[Your instructions]: Copy each line of the material below that includes the string "fördjupad".

— begin Records for the task —

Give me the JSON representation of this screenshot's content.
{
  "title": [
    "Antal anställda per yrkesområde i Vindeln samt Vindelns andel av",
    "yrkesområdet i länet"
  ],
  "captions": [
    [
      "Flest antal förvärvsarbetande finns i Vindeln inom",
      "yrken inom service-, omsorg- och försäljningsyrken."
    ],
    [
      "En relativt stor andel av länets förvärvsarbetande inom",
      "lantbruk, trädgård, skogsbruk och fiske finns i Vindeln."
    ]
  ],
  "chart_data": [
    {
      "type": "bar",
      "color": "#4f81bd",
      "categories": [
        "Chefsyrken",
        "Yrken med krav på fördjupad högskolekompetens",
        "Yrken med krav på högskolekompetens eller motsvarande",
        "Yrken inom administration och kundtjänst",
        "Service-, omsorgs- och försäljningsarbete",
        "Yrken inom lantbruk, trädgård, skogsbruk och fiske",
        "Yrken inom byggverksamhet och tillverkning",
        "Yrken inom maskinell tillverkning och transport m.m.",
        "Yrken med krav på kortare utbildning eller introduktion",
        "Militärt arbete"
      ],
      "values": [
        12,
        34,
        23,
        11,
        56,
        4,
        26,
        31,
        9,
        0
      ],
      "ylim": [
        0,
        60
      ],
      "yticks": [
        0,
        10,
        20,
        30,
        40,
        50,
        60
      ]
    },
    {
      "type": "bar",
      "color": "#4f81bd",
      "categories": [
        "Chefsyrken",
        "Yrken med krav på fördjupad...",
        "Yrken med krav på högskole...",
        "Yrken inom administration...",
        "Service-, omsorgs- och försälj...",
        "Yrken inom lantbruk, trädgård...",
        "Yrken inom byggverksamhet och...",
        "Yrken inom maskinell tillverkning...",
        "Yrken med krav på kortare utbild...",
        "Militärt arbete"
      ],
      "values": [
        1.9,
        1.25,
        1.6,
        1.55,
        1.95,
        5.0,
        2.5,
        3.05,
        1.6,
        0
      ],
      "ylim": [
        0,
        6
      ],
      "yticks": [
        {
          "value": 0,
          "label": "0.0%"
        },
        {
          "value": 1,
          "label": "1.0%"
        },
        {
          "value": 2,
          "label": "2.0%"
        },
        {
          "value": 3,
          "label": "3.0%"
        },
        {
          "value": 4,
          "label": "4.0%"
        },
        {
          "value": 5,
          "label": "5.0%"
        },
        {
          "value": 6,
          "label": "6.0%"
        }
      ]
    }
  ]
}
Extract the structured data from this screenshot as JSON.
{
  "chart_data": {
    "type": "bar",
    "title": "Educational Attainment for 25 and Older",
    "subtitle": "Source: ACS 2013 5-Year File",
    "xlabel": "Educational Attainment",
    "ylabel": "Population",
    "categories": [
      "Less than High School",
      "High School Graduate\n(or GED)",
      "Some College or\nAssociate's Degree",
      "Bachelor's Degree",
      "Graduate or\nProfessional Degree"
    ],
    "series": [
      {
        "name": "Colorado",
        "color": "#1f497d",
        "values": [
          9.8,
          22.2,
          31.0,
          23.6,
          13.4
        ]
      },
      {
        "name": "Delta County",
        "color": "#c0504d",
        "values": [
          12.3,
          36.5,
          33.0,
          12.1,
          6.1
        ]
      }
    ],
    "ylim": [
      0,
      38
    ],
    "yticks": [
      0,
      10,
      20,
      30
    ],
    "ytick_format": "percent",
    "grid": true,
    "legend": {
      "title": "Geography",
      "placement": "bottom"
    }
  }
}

— end Records for the task —

[Output for this task]:
        "Yrken med krav på fördjupad högskolekompetens",
        "Yrken med krav på fördjupad...",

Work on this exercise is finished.